— Exercise prompt —
Will you extract the entries word for word? Images should not appear in the copy.

Data records
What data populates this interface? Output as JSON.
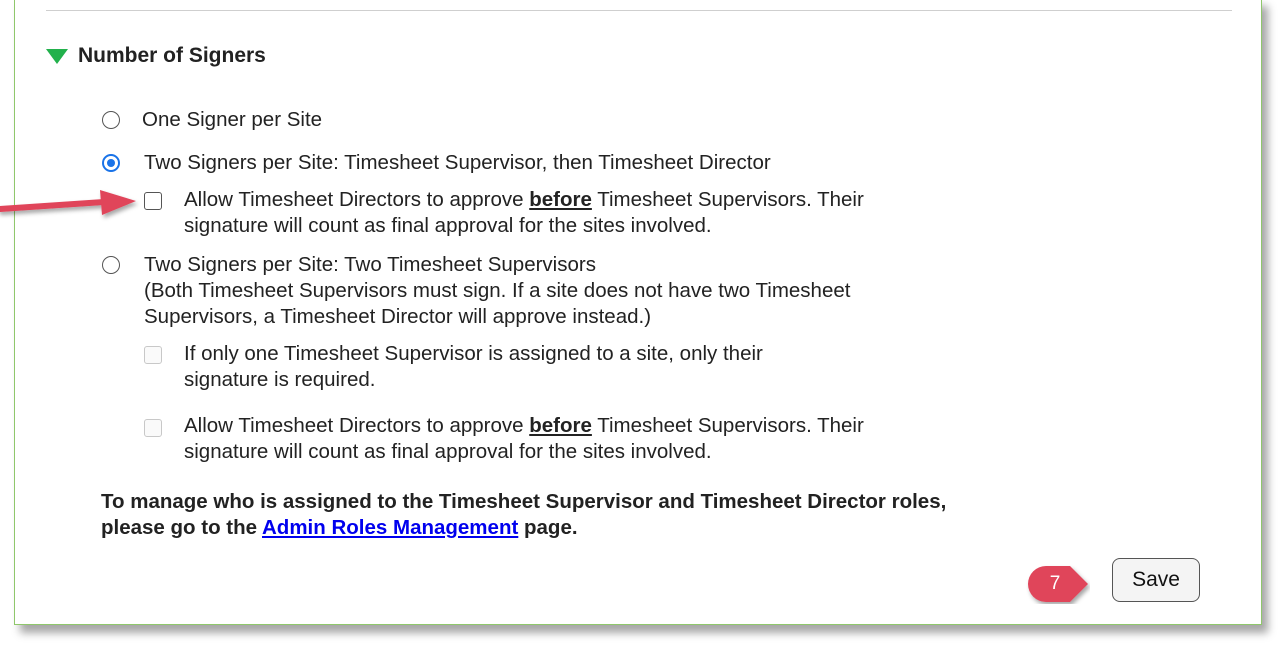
{
  "section": {
    "title": "Number of Signers"
  },
  "options": {
    "one_signer": "One Signer per Site",
    "two_signers_dir": "Two Signers per Site: Timesheet Supervisor, then Timesheet Director",
    "dir_first_a_pre": "Allow Timesheet Directors to approve ",
    "dir_first_a_bold": "before",
    "dir_first_a_post": " Timesheet Supervisors. Their",
    "dir_first_a_line2": "signature will count as final approval for the sites involved.",
    "two_supervisors": "Two Signers per Site: Two Timesheet Supervisors",
    "two_supervisors_note1": "(Both Timesheet Supervisors must sign. If a site does not have two Timesheet",
    "two_supervisors_note2": "Supervisors, a Timesheet Director will approve instead.)",
    "only_one_line1": "If only one Timesheet Supervisor is assigned to a site, only their",
    "only_one_line2": "signature is required.",
    "dir_first_b_pre": "Allow Timesheet Directors to approve ",
    "dir_first_b_bold": "before",
    "dir_first_b_post": " Timesheet Supervisors. Their",
    "dir_first_b_line2": "signature will count as final approval for the sites involved."
  },
  "note": {
    "line1": "To manage who is assigned to the Timesheet Supervisor and Timesheet Director roles,",
    "line2_pre": "please go to the ",
    "link": "Admin Roles Management",
    "line2_post": " page."
  },
  "save_label": "Save",
  "step_badge": "7",
  "colors": {
    "accent": "#1a73e8",
    "annotation": "#e0445a",
    "triangle": "#22b14c",
    "link": "#0000ee"
  }
}
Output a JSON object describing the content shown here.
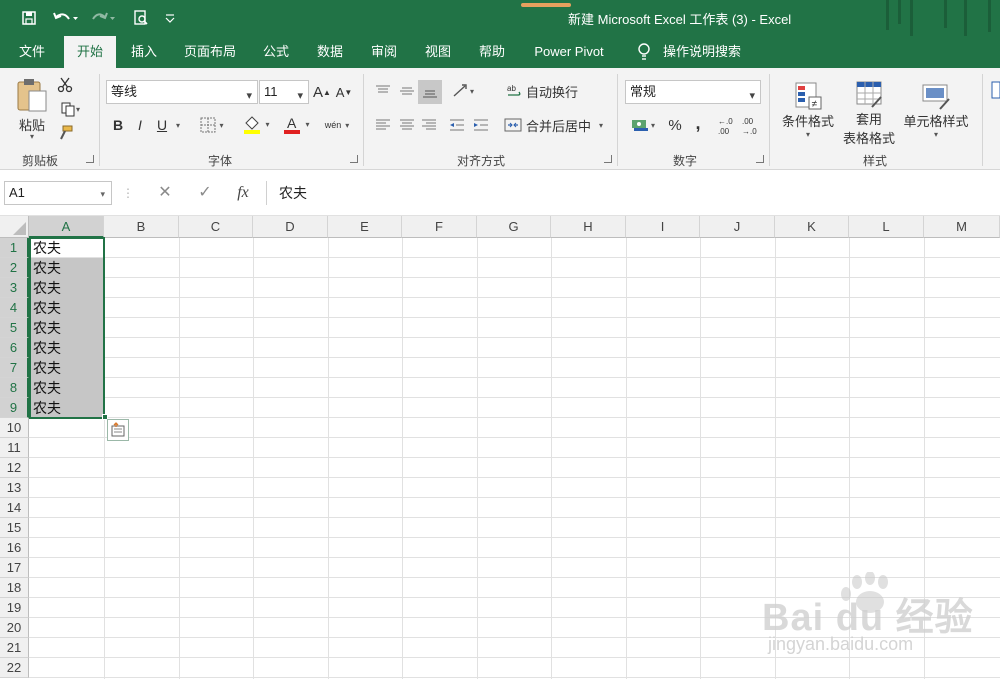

— Solved problem —
What data populates this interface? Output as JSON.
{
  "section": {
    "title": "Number of Signers"
  },
  "options": {
    "one_signer": "One Signer per Site",
    "two_signers_dir": "Two Signers per Site: Timesheet Supervisor, then Timesheet Director",
    "dir_first_a_pre": "Allow Timesheet Directors to approve ",
    "dir_first_a_bold": "before",
    "dir_first_a_post": " Timesheet Supervisors. Their",
    "dir_first_a_line2": "signature will count as final approval for the sites involved.",
    "two_supervisors": "Two Signers per Site: Two Timesheet Supervisors",
    "two_supervisors_note1": "(Both Timesheet Supervisors must sign. If a site does not have two Timesheet",
    "two_supervisors_note2": "Supervisors, a Timesheet Director will approve instead.)",
    "only_one_line1": "If only one Timesheet Supervisor is assigned to a site, only their",
    "only_one_line2": "signature is required.",
    "dir_first_b_pre": "Allow Timesheet Directors to approve ",
    "dir_first_b_bold": "before",
    "dir_first_b_post": " Timesheet Supervisors. Their",
    "dir_first_b_line2": "signature will count as final approval for the sites involved."
  },
  "note": {
    "line1": "To manage who is assigned to the Timesheet Supervisor and Timesheet Director roles,",
    "line2_pre": "please go to the ",
    "link": "Admin Roles Management",
    "line2_post": " page."
  },
  "save_label": "Save",
  "step_badge": "7",
  "colors": {
    "accent": "#1a73e8",
    "annotation": "#e0445a",
    "triangle": "#22b14c",
    "link": "#0000ee"
  }
}
Output a JSON object describing the content shown here.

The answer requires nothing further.